Dataset extract:
::::::

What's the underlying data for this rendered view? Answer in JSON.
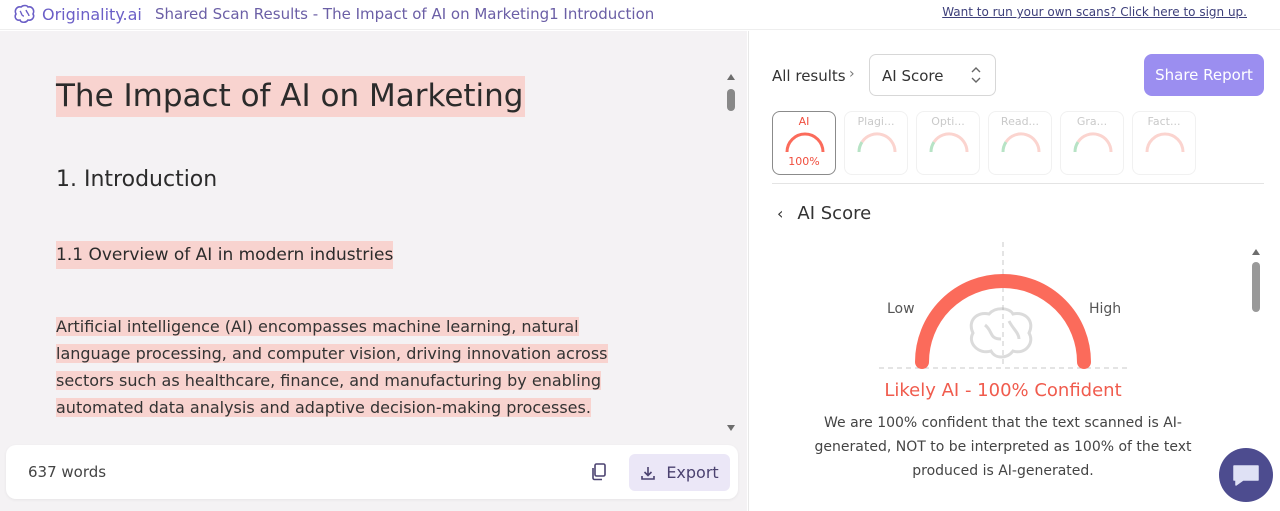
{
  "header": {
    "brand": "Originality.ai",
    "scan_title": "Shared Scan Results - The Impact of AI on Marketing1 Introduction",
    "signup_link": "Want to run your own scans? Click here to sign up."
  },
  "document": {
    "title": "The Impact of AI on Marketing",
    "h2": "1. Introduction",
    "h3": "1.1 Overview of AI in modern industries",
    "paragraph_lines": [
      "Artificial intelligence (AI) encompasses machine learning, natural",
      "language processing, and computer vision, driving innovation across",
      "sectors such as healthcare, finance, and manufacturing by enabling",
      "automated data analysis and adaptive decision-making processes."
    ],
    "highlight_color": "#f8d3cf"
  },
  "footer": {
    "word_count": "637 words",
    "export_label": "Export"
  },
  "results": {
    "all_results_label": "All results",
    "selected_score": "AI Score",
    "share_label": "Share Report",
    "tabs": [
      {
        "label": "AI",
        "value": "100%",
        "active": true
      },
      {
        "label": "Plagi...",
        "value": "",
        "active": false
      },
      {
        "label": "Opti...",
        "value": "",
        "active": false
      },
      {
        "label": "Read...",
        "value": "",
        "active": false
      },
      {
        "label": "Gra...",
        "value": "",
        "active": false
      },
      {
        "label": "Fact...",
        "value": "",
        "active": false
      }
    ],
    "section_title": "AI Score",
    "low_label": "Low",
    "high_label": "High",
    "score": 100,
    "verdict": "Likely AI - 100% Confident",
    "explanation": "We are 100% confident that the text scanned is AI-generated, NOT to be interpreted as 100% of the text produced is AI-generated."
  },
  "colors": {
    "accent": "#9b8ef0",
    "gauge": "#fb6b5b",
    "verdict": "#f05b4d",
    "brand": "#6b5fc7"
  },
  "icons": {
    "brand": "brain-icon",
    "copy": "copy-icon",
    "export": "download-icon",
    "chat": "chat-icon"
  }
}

::::::

Instructions for the task: Search the entries for the string "verdict" and collect each line that has it.

Task response:
    "verdict": "Likely AI - 100% Confident",
    "verdict": "#f05b4d",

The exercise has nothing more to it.